** TASK DIRECTIONS **
Begin at the line that has "legend-item-NaAlSiO4: NaAlSiO4 <box>560" and stop at the end of the records. Write those lines out again with "legend-marker" switched to "legend-swatch" and everything else unchanged.

— begin —

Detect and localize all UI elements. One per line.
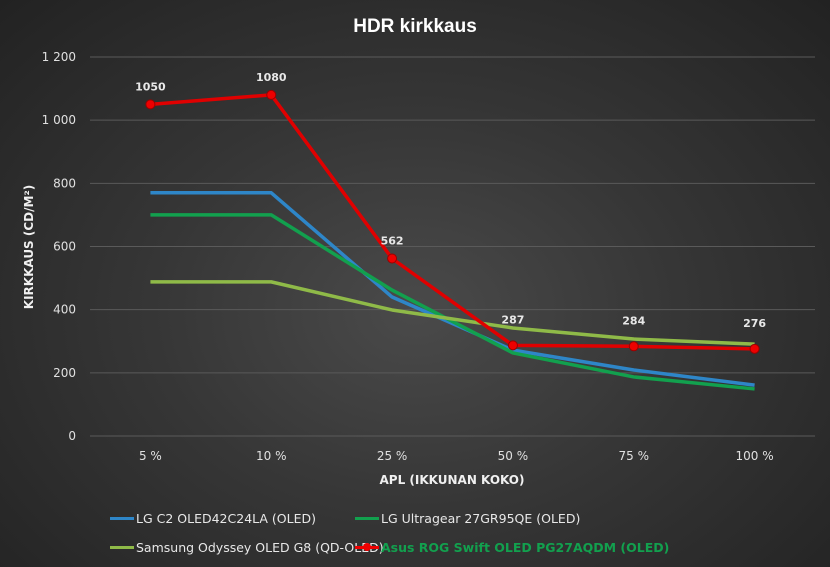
- y-tick-label: 1 000: [42, 113, 76, 127]
- legend-swatch: [110, 517, 134, 520]
- legend-label: Samsung Odyssey OLED G8 (QD-OLED): [136, 540, 384, 555]
- x-tick-label: 100 %: [736, 449, 774, 463]
- x-tick-label: 25 %: [377, 449, 408, 463]
- data-label: 284: [622, 314, 645, 327]
- legend-swatch: [355, 543, 379, 551]
- legend-item-samsung: Samsung Odyssey OLED G8 (QD-OLED): [110, 540, 384, 555]
- x-axis-label: APL (IKKUNAN KOKO): [380, 473, 525, 487]
- data-label: 562: [381, 235, 404, 248]
- legend-label: LG C2 OLED42C24LA (OLED): [136, 511, 316, 526]
- x-tick-label: 5 %: [139, 449, 162, 463]
- y-tick-label: 600: [53, 240, 76, 254]
- y-axis-label: KIRKKAUS (CD/M²): [22, 185, 36, 309]
- series-line-0: [150, 191, 755, 387]
- data-label: 1050: [135, 80, 166, 93]
- data-point: [266, 89, 277, 100]
- data-point: [628, 341, 639, 352]
- y-tick-label: 400: [53, 303, 76, 317]
- legend-item-lg-ultragear: LG Ultragear 27GR95QE (OLED): [355, 511, 580, 526]
- legend-swatch: [355, 517, 379, 520]
- legend-label: Asus ROG Swift OLED PG27AQDM (OLED): [381, 540, 670, 555]
- y-tick-label: 200: [53, 366, 76, 380]
- y-tick-label: 1 200: [42, 50, 76, 64]
- chart-title: HDR kirkkaus: [353, 16, 477, 37]
- legend-item-asus: Asus ROG Swift OLED PG27AQDM (OLED): [355, 540, 669, 555]
- series-line-3: [150, 93, 755, 351]
- marker-icon: [363, 543, 371, 551]
- legend-swatch: [110, 546, 134, 549]
- data-label: 1080: [256, 71, 287, 84]
- legend-label: LG Ultragear 27GR95QE (OLED): [381, 511, 581, 526]
- data-point: [507, 340, 518, 351]
- data-label: 287: [501, 313, 524, 326]
- y-tick-label: 800: [53, 176, 76, 190]
- x-tick-label: 50 %: [498, 449, 529, 463]
- y-tick-label: 0: [68, 429, 76, 443]
- series-line-2: [150, 280, 755, 346]
- data-point: [749, 343, 760, 354]
- hdr-brightness-chart: HDR kirkkaus 0 200 400 600 800 1 000 1 200 5 %…: [22, 16, 815, 487]
- data-point: [145, 99, 156, 110]
- data-label: 276: [743, 317, 766, 330]
- series-line-1: [150, 213, 755, 391]
- data-point: [387, 253, 398, 264]
- x-tick-label: 75 %: [619, 449, 650, 463]
- x-tick-label: 10 %: [256, 449, 287, 463]
- legend-item-lg-c2: LG C2 OLED42C24LA (OLED): [110, 511, 316, 526]
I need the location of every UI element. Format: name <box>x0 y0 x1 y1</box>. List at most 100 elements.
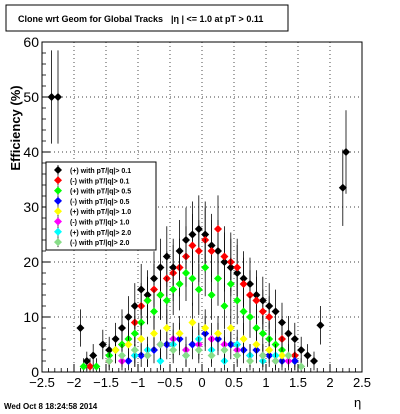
legend-marker <box>54 176 62 185</box>
data-point <box>265 313 274 321</box>
data-point <box>156 340 165 349</box>
data-point <box>105 357 114 365</box>
data-series <box>47 50 350 372</box>
legend-marker <box>54 186 62 195</box>
data-point <box>76 324 85 332</box>
data-point <box>201 324 210 332</box>
data-point <box>124 313 133 321</box>
data-point <box>111 346 120 354</box>
data-point <box>265 346 274 354</box>
data-point <box>220 346 229 354</box>
data-point <box>316 321 325 330</box>
data-point <box>150 285 158 294</box>
y-tick-label: 40 <box>23 144 39 160</box>
legend-marker <box>54 217 62 226</box>
legend-marker <box>54 196 62 205</box>
data-point <box>220 302 229 310</box>
data-point <box>342 148 350 156</box>
data-point <box>214 225 222 233</box>
x-tick-label: −1.5 <box>93 375 119 390</box>
x-tick-label: −2.5 <box>29 375 55 390</box>
data-point <box>188 241 197 250</box>
y-tick-label: 60 <box>23 34 39 50</box>
y-tick-label: 50 <box>23 89 39 105</box>
data-point <box>284 329 293 338</box>
legend-label: (+) with pT/|q|> 2.0 <box>70 230 131 237</box>
legend-item: (-) with pT/|q|> 1.0 <box>54 216 129 227</box>
x-tick-label: −0.5 <box>157 375 183 390</box>
data-point <box>92 362 101 371</box>
data-point <box>207 291 216 299</box>
data-point <box>271 357 280 365</box>
legend-item: (+) with pT/|q|> 0.5 <box>54 185 131 196</box>
legend-label: (-) with pT/|q|> 1.0 <box>70 220 129 227</box>
x-tick-label: 1 <box>262 375 269 390</box>
data-point <box>214 329 222 338</box>
legend-label: (+) with pT/|q|> 1.0 <box>70 209 131 216</box>
data-point <box>47 93 56 101</box>
legend-label: (+) with pT/|q|> 0.1 <box>70 168 131 175</box>
data-point <box>156 291 165 299</box>
data-point <box>194 285 203 294</box>
y-tick-label: 20 <box>23 254 39 270</box>
data-point <box>188 340 197 349</box>
x-axis-label: η <box>354 395 361 410</box>
y-tick-label: 30 <box>23 199 39 215</box>
data-point <box>297 346 306 354</box>
data-point <box>290 335 299 343</box>
y-tick-label: 0 <box>31 364 39 380</box>
legend-label: (-) with pT/|q|> 0.1 <box>70 178 129 185</box>
data-point <box>156 357 165 365</box>
data-point <box>252 324 261 332</box>
data-point <box>233 296 242 305</box>
data-point <box>169 285 178 294</box>
data-point <box>118 351 126 360</box>
x-tick-label: 0.5 <box>225 375 243 390</box>
data-point <box>162 296 171 305</box>
legend-marker <box>54 207 62 216</box>
data-point <box>79 362 88 371</box>
data-point <box>239 307 248 316</box>
data-point <box>284 351 293 360</box>
data-point <box>194 346 203 354</box>
data-point <box>278 351 286 360</box>
data-point <box>252 340 261 349</box>
y-axis-label: Efficiency (%) <box>8 85 23 170</box>
data-point <box>214 274 222 283</box>
data-point <box>169 346 178 354</box>
x-tick-label: −2 <box>67 375 82 390</box>
data-point <box>188 318 197 327</box>
x-tick-label: 1.5 <box>289 375 307 390</box>
data-point <box>246 291 254 299</box>
data-point <box>137 351 146 360</box>
data-point <box>258 351 267 360</box>
x-tick-label: 0 <box>198 375 205 390</box>
data-point <box>290 357 299 365</box>
data-point <box>303 351 312 360</box>
data-point <box>86 362 94 371</box>
data-point <box>98 340 107 349</box>
legend-box <box>45 161 157 251</box>
data-point <box>194 247 203 255</box>
legend-label: (-) with pT/|q|> 2.0 <box>70 240 129 247</box>
data-point <box>258 307 267 316</box>
legend-marker <box>54 238 62 247</box>
x-tick-label: −1 <box>131 375 146 390</box>
data-point <box>207 247 216 255</box>
data-point <box>162 324 171 332</box>
data-point <box>182 351 190 360</box>
legend-item: (-) with pT/|q|> 2.0 <box>54 237 129 248</box>
data-point <box>175 280 184 288</box>
data-point <box>233 263 242 272</box>
data-point <box>150 307 158 316</box>
data-point <box>137 318 146 327</box>
data-point <box>278 318 286 327</box>
data-point <box>143 296 152 305</box>
data-point <box>175 329 184 338</box>
data-point <box>89 351 98 360</box>
series-7 <box>105 329 306 372</box>
x-tick-label: 2.5 <box>353 375 371 390</box>
data-point <box>239 335 248 343</box>
series-4 <box>111 302 286 367</box>
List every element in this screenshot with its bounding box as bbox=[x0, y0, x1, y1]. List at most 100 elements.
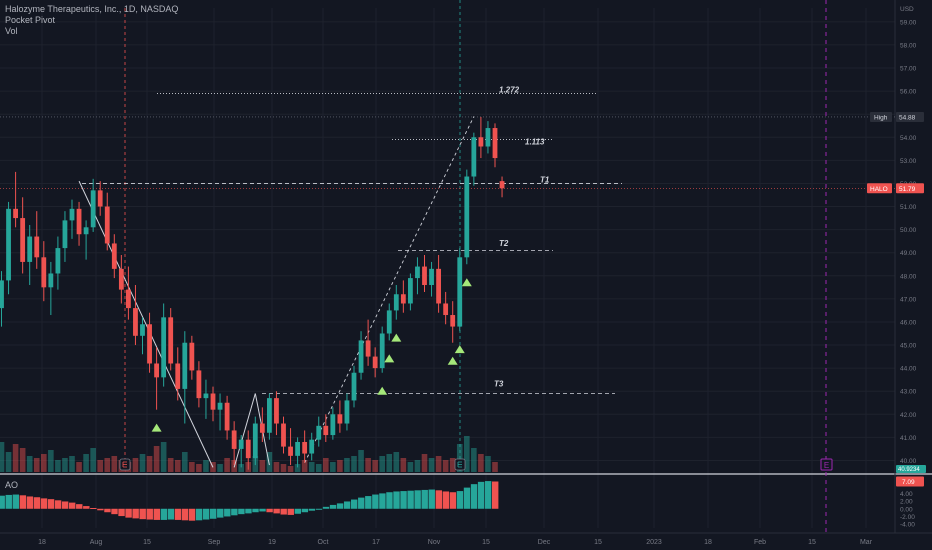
candle-body bbox=[464, 176, 470, 258]
pocket-pivot-marker bbox=[377, 386, 388, 395]
price-tick-label: 43.00 bbox=[900, 389, 917, 396]
ao-bar bbox=[139, 508, 146, 520]
ao-bar bbox=[174, 508, 182, 520]
candle-body bbox=[6, 208, 11, 281]
ao-bar bbox=[358, 497, 365, 509]
volume-bar bbox=[153, 446, 160, 472]
indicator-pocket-pivot: Pocket Pivot bbox=[5, 15, 56, 25]
price-tick-label: 57.00 bbox=[900, 66, 917, 73]
chart-legend: Halozyme Therapeutics, Inc., 1D, NASDAQ … bbox=[5, 4, 178, 37]
volume-bar bbox=[111, 456, 118, 472]
ao-bar bbox=[351, 499, 358, 509]
pocket-pivot-marker bbox=[151, 423, 162, 432]
candle-body bbox=[111, 243, 117, 269]
candle-body bbox=[400, 294, 406, 304]
volume-bar bbox=[301, 460, 308, 472]
volume-bar bbox=[132, 458, 139, 472]
ao-bar bbox=[5, 494, 12, 509]
ao-bar bbox=[231, 508, 238, 516]
candle-body bbox=[471, 137, 477, 177]
candle-body bbox=[203, 393, 209, 399]
candle-body bbox=[429, 268, 434, 286]
price-tick-label: 44.00 bbox=[900, 366, 917, 373]
volume-bar bbox=[294, 464, 301, 472]
ao-value-text: 7.09 bbox=[902, 479, 915, 486]
ao-bar bbox=[238, 508, 245, 515]
pocket-pivot-marker bbox=[454, 345, 465, 354]
volume-bar bbox=[182, 452, 188, 472]
volume-bar bbox=[139, 454, 146, 472]
volume-bar bbox=[287, 466, 294, 472]
ao-bar bbox=[421, 489, 428, 509]
candle-body bbox=[189, 342, 195, 371]
halo-label-text: HALO bbox=[870, 186, 888, 193]
ao-bar bbox=[40, 498, 48, 509]
time-tick-label: Mar bbox=[860, 539, 873, 546]
candle-body bbox=[147, 324, 152, 364]
ao-bar bbox=[329, 504, 337, 509]
volume-bar bbox=[337, 460, 343, 472]
downtrend-line bbox=[78, 180, 214, 468]
ao-bar bbox=[146, 508, 153, 520]
volume-value-badge bbox=[896, 465, 926, 473]
ao-bar bbox=[210, 508, 217, 519]
candle-body bbox=[69, 208, 75, 221]
high-value-badge bbox=[896, 111, 924, 122]
ao-tick-label: -2.00 bbox=[900, 514, 915, 521]
time-tick-label: 15 bbox=[482, 539, 490, 546]
ao-bar bbox=[280, 508, 287, 515]
candle-body bbox=[422, 266, 427, 286]
ao-bar bbox=[118, 508, 125, 517]
volume-bar bbox=[12, 444, 19, 472]
candle-body bbox=[372, 356, 378, 369]
time-tick-label: 19 bbox=[268, 539, 276, 546]
ao-bar bbox=[273, 508, 280, 514]
volume-bar bbox=[428, 458, 435, 472]
ao-bar bbox=[456, 491, 464, 509]
price-tick-label: 51.00 bbox=[900, 204, 917, 211]
ao-bar bbox=[132, 508, 139, 519]
volume-bar bbox=[323, 458, 329, 472]
volume-bar bbox=[407, 462, 414, 472]
ao-bar bbox=[12, 494, 19, 509]
volume-bar bbox=[55, 460, 61, 472]
volume-bar bbox=[372, 460, 378, 472]
ao-bar bbox=[442, 491, 450, 509]
candle-body bbox=[104, 206, 110, 244]
candle-body bbox=[478, 137, 484, 147]
volume-bar bbox=[449, 458, 456, 472]
fib-1113-label: 1.113 bbox=[525, 137, 545, 146]
candle-body bbox=[210, 393, 216, 410]
high-value-text: 54.88 bbox=[899, 114, 916, 121]
volume-bar bbox=[104, 458, 111, 472]
halo-value-badge bbox=[896, 183, 924, 194]
ao-bar bbox=[26, 496, 34, 509]
volume-bar bbox=[351, 456, 357, 472]
volume-bar bbox=[365, 458, 371, 472]
volume-bar bbox=[224, 458, 230, 472]
ao-bar bbox=[372, 494, 379, 509]
candle-body bbox=[27, 236, 33, 262]
volume-bar bbox=[344, 458, 350, 472]
candle-body bbox=[323, 425, 329, 436]
ao-tick-label: 4.00 bbox=[900, 491, 913, 498]
ao-bar bbox=[379, 493, 386, 509]
candle-body bbox=[443, 303, 449, 316]
candle-body bbox=[133, 308, 138, 336]
volume-bar bbox=[203, 460, 209, 472]
ao-bar bbox=[322, 506, 330, 509]
ao-bar bbox=[97, 508, 104, 511]
ao-bar bbox=[294, 508, 301, 514]
time-tick-label: 15 bbox=[594, 539, 602, 546]
volume-bar bbox=[273, 462, 280, 472]
pocket-pivot-marker bbox=[391, 333, 402, 342]
ao-tick-label: 2.00 bbox=[900, 499, 913, 506]
candle-body bbox=[309, 439, 315, 454]
candle-body bbox=[365, 340, 371, 357]
pocket-pivot-marker bbox=[461, 278, 472, 287]
ao-bar bbox=[336, 503, 344, 509]
ao-bar bbox=[181, 508, 189, 521]
candle-body bbox=[34, 236, 40, 258]
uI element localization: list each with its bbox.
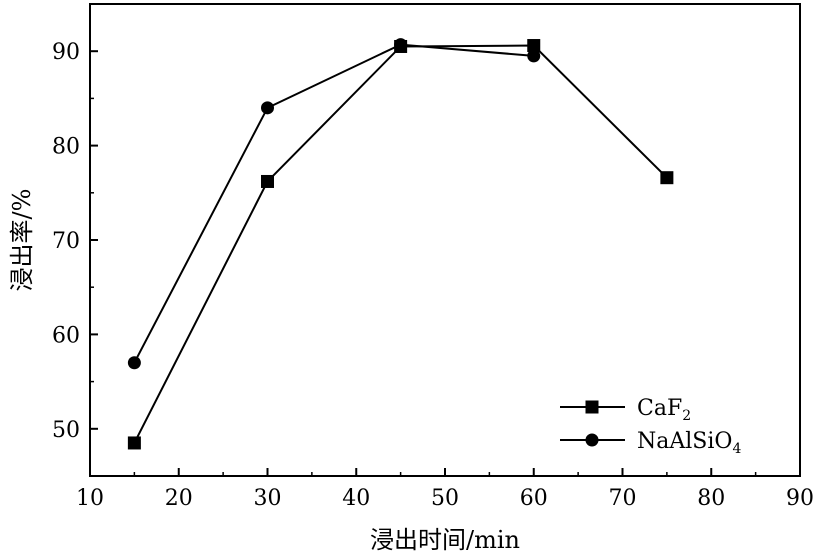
legend-item-NaAlSiO4: NaAlSiO4 <box>560 429 741 457</box>
y-tick-label: 50 <box>52 418 80 443</box>
x-axis-title: 浸出时间/min <box>370 526 520 554</box>
y-tick-label: 80 <box>52 135 80 160</box>
legend-item-CaF2: CaF2 <box>560 396 691 424</box>
y-axis: 50 60 70 80 90 <box>52 3 98 477</box>
series-CaF2 <box>127 39 674 450</box>
x-tick-label: 90 <box>786 486 814 511</box>
data-point-CaF2 <box>261 174 274 188</box>
x-tick-label: 70 <box>609 486 637 511</box>
series-line-NaAlSiO4 <box>133 43 534 364</box>
plot-area-frame <box>89 3 801 477</box>
y-axis-title: 浸出率/% <box>8 189 36 292</box>
series-NaAlSiO4 <box>127 38 541 370</box>
data-point-NaAlSiO4 <box>394 38 408 52</box>
y-tick-label: 70 <box>52 229 80 254</box>
x-tick-label: 50 <box>431 486 459 511</box>
series-layer <box>127 38 674 450</box>
x-axis: 10 20 30 40 50 60 70 80 90 <box>76 468 814 511</box>
legend-marker <box>585 400 599 414</box>
y-tick-label: 60 <box>52 323 80 348</box>
x-tick-label: 80 <box>697 486 725 511</box>
legend-marker <box>585 433 599 447</box>
data-point-CaF2 <box>527 39 541 53</box>
series-line-CaF2 <box>133 44 668 444</box>
data-point-CaF2 <box>127 436 141 450</box>
x-tick-label: 30 <box>254 486 282 511</box>
x-tick-label: 10 <box>76 486 104 511</box>
legend-label: NaAlSiO4 <box>637 429 741 457</box>
data-point-NaAlSiO4 <box>527 49 541 63</box>
y-tick-label: 90 <box>52 40 80 65</box>
legend-label: CaF2 <box>637 396 691 424</box>
legend: CaF2 NaAlSiO4 <box>560 396 741 457</box>
data-point-NaAlSiO4 <box>127 356 141 370</box>
data-point-NaAlSiO4 <box>261 101 274 115</box>
x-tick-label: 20 <box>165 486 193 511</box>
data-point-CaF2 <box>660 171 674 185</box>
x-tick-label: 60 <box>520 486 548 511</box>
x-tick-label: 40 <box>342 486 370 511</box>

— end —

** RESULT **
legend-item-NaAlSiO4: NaAlSiO4 <box>560 429 741 457</box>
y-tick-label: 50 <box>52 418 80 443</box>
x-axis-title: 浸出时间/min <box>370 526 520 554</box>
y-tick-label: 80 <box>52 135 80 160</box>
legend-item-CaF2: CaF2 <box>560 396 691 424</box>
y-axis: 50 60 70 80 90 <box>52 3 98 477</box>
series-CaF2 <box>127 39 674 450</box>
x-tick-label: 90 <box>786 486 814 511</box>
data-point-CaF2 <box>261 174 274 188</box>
x-tick-label: 70 <box>609 486 637 511</box>
series-line-NaAlSiO4 <box>133 43 534 364</box>
plot-area-frame <box>89 3 801 477</box>
y-axis-title: 浸出率/% <box>8 189 36 292</box>
series-NaAlSiO4 <box>127 38 541 370</box>
data-point-NaAlSiO4 <box>394 38 408 52</box>
y-tick-label: 70 <box>52 229 80 254</box>
x-tick-label: 50 <box>431 486 459 511</box>
series-layer <box>127 38 674 450</box>
x-axis: 10 20 30 40 50 60 70 80 90 <box>76 468 814 511</box>
legend-swatch <box>585 400 599 414</box>
y-tick-label: 60 <box>52 323 80 348</box>
x-tick-label: 80 <box>697 486 725 511</box>
legend-swatch <box>585 433 599 447</box>
data-point-CaF2 <box>527 39 541 53</box>
series-line-CaF2 <box>133 44 668 444</box>
data-point-CaF2 <box>127 436 141 450</box>
x-tick-label: 30 <box>254 486 282 511</box>
x-tick-label: 10 <box>76 486 104 511</box>
legend-label: NaAlSiO4 <box>637 429 741 457</box>
data-point-NaAlSiO4 <box>527 49 541 63</box>
y-tick-label: 90 <box>52 40 80 65</box>
legend-label: CaF2 <box>637 396 691 424</box>
legend: CaF2 NaAlSiO4 <box>560 396 741 457</box>
data-point-NaAlSiO4 <box>127 356 141 370</box>
data-point-NaAlSiO4 <box>261 101 274 115</box>
x-tick-label: 20 <box>165 486 193 511</box>
data-point-CaF2 <box>660 171 674 185</box>
x-tick-label: 60 <box>520 486 548 511</box>
x-tick-label: 40 <box>342 486 370 511</box>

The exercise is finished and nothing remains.